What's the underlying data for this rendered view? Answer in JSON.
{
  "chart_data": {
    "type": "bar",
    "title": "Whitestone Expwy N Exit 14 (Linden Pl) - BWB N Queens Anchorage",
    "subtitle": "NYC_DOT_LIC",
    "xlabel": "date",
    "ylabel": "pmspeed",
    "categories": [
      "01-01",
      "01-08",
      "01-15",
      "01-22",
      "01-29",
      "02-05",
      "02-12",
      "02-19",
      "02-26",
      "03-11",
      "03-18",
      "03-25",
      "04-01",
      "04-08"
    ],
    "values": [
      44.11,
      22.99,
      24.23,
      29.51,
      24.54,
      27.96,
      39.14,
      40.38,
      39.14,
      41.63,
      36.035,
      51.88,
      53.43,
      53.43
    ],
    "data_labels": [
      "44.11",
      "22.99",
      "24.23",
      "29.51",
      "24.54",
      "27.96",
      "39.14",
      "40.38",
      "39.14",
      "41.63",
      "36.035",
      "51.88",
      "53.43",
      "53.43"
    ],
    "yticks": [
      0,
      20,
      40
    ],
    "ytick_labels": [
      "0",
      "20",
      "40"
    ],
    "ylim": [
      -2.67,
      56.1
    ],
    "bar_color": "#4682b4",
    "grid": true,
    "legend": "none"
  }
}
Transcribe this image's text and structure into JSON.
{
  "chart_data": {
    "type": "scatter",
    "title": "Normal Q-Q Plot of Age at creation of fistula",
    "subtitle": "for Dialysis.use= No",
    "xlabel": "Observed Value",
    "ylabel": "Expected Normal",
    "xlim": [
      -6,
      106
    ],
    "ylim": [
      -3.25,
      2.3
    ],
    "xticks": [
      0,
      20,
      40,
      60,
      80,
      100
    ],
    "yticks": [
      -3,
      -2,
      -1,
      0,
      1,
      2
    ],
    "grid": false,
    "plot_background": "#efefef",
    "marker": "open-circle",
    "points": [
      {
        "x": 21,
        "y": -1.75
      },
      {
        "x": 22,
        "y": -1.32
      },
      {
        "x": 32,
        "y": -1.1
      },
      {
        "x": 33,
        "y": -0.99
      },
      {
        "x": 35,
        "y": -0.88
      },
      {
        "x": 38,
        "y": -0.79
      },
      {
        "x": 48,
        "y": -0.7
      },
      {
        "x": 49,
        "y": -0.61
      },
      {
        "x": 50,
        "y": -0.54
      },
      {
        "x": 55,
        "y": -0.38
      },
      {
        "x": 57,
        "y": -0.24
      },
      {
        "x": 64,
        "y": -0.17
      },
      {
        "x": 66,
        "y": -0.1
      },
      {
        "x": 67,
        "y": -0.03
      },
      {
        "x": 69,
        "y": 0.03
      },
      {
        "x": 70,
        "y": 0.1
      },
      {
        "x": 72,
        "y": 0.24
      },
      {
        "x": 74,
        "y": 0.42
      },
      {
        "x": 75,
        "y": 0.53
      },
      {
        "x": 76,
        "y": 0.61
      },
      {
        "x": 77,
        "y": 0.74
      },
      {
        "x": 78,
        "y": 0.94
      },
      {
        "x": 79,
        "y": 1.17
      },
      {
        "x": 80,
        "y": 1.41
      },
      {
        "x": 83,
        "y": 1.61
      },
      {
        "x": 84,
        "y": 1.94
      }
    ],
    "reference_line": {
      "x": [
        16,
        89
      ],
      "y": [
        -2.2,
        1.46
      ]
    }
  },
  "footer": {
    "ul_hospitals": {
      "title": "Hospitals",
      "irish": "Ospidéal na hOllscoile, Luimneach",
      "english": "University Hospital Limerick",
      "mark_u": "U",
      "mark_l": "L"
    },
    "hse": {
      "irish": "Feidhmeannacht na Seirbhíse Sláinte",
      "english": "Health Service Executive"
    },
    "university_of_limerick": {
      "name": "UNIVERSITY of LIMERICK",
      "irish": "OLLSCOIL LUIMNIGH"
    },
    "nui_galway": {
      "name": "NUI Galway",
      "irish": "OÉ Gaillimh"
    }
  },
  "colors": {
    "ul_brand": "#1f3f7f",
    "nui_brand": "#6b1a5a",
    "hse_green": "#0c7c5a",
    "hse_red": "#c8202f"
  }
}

● ● ●

Every line of the data above should be copied exactly.

▸ Solution to the exercise:
What's the underlying data for this rendered view? Answer in JSON.
{
  "chart_data": {
    "type": "bar",
    "title": "Whitestone Expwy N Exit 14 (Linden Pl) - BWB N Queens Anchorage",
    "subtitle": "NYC_DOT_LIC",
    "xlabel": "date",
    "ylabel": "pmspeed",
    "categories": [
      "01-01",
      "01-08",
      "01-15",
      "01-22",
      "01-29",
      "02-05",
      "02-12",
      "02-19",
      "02-26",
      "03-11",
      "03-18",
      "03-25",
      "04-01",
      "04-08"
    ],
    "values": [
      44.11,
      22.99,
      24.23,
      29.51,
      24.54,
      27.96,
      39.14,
      40.38,
      39.14,
      41.63,
      36.035,
      51.88,
      53.43,
      53.43
    ],
    "data_labels": [
      "44.11",
      "22.99",
      "24.23",
      "29.51",
      "24.54",
      "27.96",
      "39.14",
      "40.38",
      "39.14",
      "41.63",
      "36.035",
      "51.88",
      "53.43",
      "53.43"
    ],
    "yticks": [
      0,
      20,
      40
    ],
    "ytick_labels": [
      "0",
      "20",
      "40"
    ],
    "ylim": [
      -2.67,
      56.1
    ],
    "bar_color": "#4682b4",
    "grid": true,
    "legend": "none"
  }
}
Transcribe this image's text and structure into JSON.
{
  "chart_data": {
    "type": "scatter",
    "title": "Normal Q-Q Plot of Age at creation of fistula",
    "subtitle": "for Dialysis.use= No",
    "xlabel": "Observed Value",
    "ylabel": "Expected Normal",
    "xlim": [
      -6,
      106
    ],
    "ylim": [
      -3.25,
      2.3
    ],
    "xticks": [
      0,
      20,
      40,
      60,
      80,
      100
    ],
    "yticks": [
      -3,
      -2,
      -1,
      0,
      1,
      2
    ],
    "grid": false,
    "plot_background": "#efefef",
    "marker": "open-circle",
    "points": [
      {
        "x": 21,
        "y": -1.75
      },
      {
        "x": 22,
        "y": -1.32
      },
      {
        "x": 32,
        "y": -1.1
      },
      {
        "x": 33,
        "y": -0.99
      },
      {
        "x": 35,
        "y": -0.88
      },
      {
        "x": 38,
        "y": -0.79
      },
      {
        "x": 48,
        "y": -0.7
      },
      {
        "x": 49,
        "y": -0.61
      },
      {
        "x": 50,
        "y": -0.54
      },
      {
        "x": 55,
        "y": -0.38
      },
      {
        "x": 57,
        "y": -0.24
      },
      {
        "x": 64,
        "y": -0.17
      },
      {
        "x": 66,
        "y": -0.1
      },
      {
        "x": 67,
        "y": -0.03
      },
      {
        "x": 69,
        "y": 0.03
      },
      {
        "x": 70,
        "y": 0.1
      },
      {
        "x": 72,
        "y": 0.24
      },
      {
        "x": 74,
        "y": 0.42
      },
      {
        "x": 75,
        "y": 0.53
      },
      {
        "x": 76,
        "y": 0.61
      },
      {
        "x": 77,
        "y": 0.74
      },
      {
        "x": 78,
        "y": 0.94
      },
      {
        "x": 79,
        "y": 1.17
      },
      {
        "x": 80,
        "y": 1.41
      },
      {
        "x": 83,
        "y": 1.61
      },
      {
        "x": 84,
        "y": 1.94
      }
    ],
    "reference_line": {
      "x": [
        16,
        89
      ],
      "y": [
        -2.2,
        1.46
      ]
    }
  },
  "footer": {
    "ul_hospitals": {
      "title": "Hospitals",
      "irish": "Ospidéal na hOllscoile, Luimneach",
      "english": "University Hospital Limerick",
      "mark_u": "U",
      "mark_l": "L"
    },
    "hse": {
      "irish": "Feidhmeannacht na Seirbhíse Sláinte",
      "english": "Health Service Executive"
    },
    "university_of_limerick": {
      "name": "UNIVERSITY of LIMERICK",
      "irish": "OLLSCOIL LUIMNIGH"
    },
    "nui_galway": {
      "name": "NUI Galway",
      "irish": "OÉ Gaillimh"
    }
  },
  "colors": {
    "ul_brand": "#1f3f7f",
    "nui_brand": "#6b1a5a",
    "hse_green": "#0c7c5a",
    "hse_red": "#c8202f"
  }
}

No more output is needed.